» Problem to work on: When you respond, restate each record exactly as it is given.

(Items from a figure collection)

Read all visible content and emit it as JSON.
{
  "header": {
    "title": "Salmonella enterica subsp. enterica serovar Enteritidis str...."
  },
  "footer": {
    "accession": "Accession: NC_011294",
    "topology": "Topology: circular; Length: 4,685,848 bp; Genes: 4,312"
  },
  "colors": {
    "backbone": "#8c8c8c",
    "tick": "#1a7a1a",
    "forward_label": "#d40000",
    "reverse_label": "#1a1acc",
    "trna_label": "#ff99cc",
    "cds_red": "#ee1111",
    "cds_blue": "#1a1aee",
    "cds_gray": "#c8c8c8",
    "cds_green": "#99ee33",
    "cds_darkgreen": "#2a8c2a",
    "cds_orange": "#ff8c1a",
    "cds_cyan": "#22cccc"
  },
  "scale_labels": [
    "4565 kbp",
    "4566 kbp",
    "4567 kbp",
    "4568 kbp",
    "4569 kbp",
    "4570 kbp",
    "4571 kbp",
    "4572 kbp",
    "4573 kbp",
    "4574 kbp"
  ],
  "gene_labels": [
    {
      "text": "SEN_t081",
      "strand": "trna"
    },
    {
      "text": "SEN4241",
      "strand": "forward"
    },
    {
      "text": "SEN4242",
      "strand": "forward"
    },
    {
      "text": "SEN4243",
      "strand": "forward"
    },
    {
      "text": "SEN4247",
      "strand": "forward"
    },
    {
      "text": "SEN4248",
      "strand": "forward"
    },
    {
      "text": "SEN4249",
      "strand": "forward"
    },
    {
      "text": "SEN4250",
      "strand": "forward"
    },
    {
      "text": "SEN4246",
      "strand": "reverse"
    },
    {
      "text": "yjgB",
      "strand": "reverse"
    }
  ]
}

» Answer area:
Read all visible content and emit it as JSON.
{
  "header": {
    "title": "Salmonella enterica subsp. enterica serovar Enteritidis str...."
  },
  "footer": {
    "accession": "Accession: NC_011294",
    "topology": "Topology: circular; Length: 4,685,848 bp; Genes: 4,312"
  },
  "colors": {
    "backbone": "#8c8c8c",
    "tick": "#1a7a1a",
    "forward_label": "#d40000",
    "reverse_label": "#1a1acc",
    "trna_label": "#ff99cc",
    "cds_red": "#ee1111",
    "cds_blue": "#1a1aee",
    "cds_gray": "#c8c8c8",
    "cds_green": "#99ee33",
    "cds_darkgreen": "#2a8c2a",
    "cds_orange": "#ff8c1a",
    "cds_cyan": "#22cccc"
  },
  "scale_labels": [
    "4565 kbp",
    "4566 kbp",
    "4567 kbp",
    "4568 kbp",
    "4569 kbp",
    "4570 kbp",
    "4571 kbp",
    "4572 kbp",
    "4573 kbp",
    "4574 kbp"
  ],
  "gene_labels": [
    {
      "text": "SEN_t081",
      "strand": "trna"
    },
    {
      "text": "SEN4241",
      "strand": "forward"
    },
    {
      "text": "SEN4242",
      "strand": "forward"
    },
    {
      "text": "SEN4243",
      "strand": "forward"
    },
    {
      "text": "SEN4247",
      "strand": "forward"
    },
    {
      "text": "SEN4248",
      "strand": "forward"
    },
    {
      "text": "SEN4249",
      "strand": "forward"
    },
    {
      "text": "SEN4250",
      "strand": "forward"
    },
    {
      "text": "SEN4246",
      "strand": "reverse"
    },
    {
      "text": "yjgB",
      "strand": "reverse"
    }
  ]
}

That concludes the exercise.